» REQUIREMENTS
Check each line of the listing below for the string "Riduzione", and copy the ones that have it.

+++ GIVEN INFORMATION

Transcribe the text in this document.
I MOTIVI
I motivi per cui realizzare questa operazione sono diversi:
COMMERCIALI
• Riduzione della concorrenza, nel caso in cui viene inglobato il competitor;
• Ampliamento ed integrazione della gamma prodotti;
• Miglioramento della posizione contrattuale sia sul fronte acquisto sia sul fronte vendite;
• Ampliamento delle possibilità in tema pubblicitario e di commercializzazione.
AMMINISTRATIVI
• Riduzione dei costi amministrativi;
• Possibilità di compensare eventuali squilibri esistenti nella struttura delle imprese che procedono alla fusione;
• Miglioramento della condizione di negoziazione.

++++++

» ANSWER TO THIS TASK
• Riduzione della concorrenza, nel caso in cui viene inglobato il competitor;
• Riduzione dei costi amministrativi;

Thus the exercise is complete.